▶ **Direction**
Copy each line below in which the string "Time" occurs.

Data entries for graphics
....
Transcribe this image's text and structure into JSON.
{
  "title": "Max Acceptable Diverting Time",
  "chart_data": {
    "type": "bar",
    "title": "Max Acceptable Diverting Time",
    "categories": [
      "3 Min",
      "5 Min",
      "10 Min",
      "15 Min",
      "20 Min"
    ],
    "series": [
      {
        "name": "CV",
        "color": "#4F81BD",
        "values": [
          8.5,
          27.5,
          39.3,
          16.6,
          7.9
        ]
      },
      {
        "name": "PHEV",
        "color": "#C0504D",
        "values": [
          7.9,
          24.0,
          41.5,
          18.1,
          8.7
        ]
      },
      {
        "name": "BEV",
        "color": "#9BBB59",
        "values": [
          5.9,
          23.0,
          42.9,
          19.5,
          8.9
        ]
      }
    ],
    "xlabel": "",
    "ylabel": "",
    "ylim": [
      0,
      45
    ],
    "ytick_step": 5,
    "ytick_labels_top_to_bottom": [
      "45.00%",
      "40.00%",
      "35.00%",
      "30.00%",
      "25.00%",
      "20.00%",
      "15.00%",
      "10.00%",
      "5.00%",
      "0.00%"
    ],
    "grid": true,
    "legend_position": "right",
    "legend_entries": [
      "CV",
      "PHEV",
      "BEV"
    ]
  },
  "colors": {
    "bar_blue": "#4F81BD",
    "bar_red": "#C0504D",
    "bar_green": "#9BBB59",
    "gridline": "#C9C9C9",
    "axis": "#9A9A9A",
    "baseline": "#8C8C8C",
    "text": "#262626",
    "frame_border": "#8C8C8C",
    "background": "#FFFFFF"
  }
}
....
▶ **Reply to the exercise**
  "title": "Max Acceptable Diverting Time",
    "title": "Max Acceptable Diverting Time",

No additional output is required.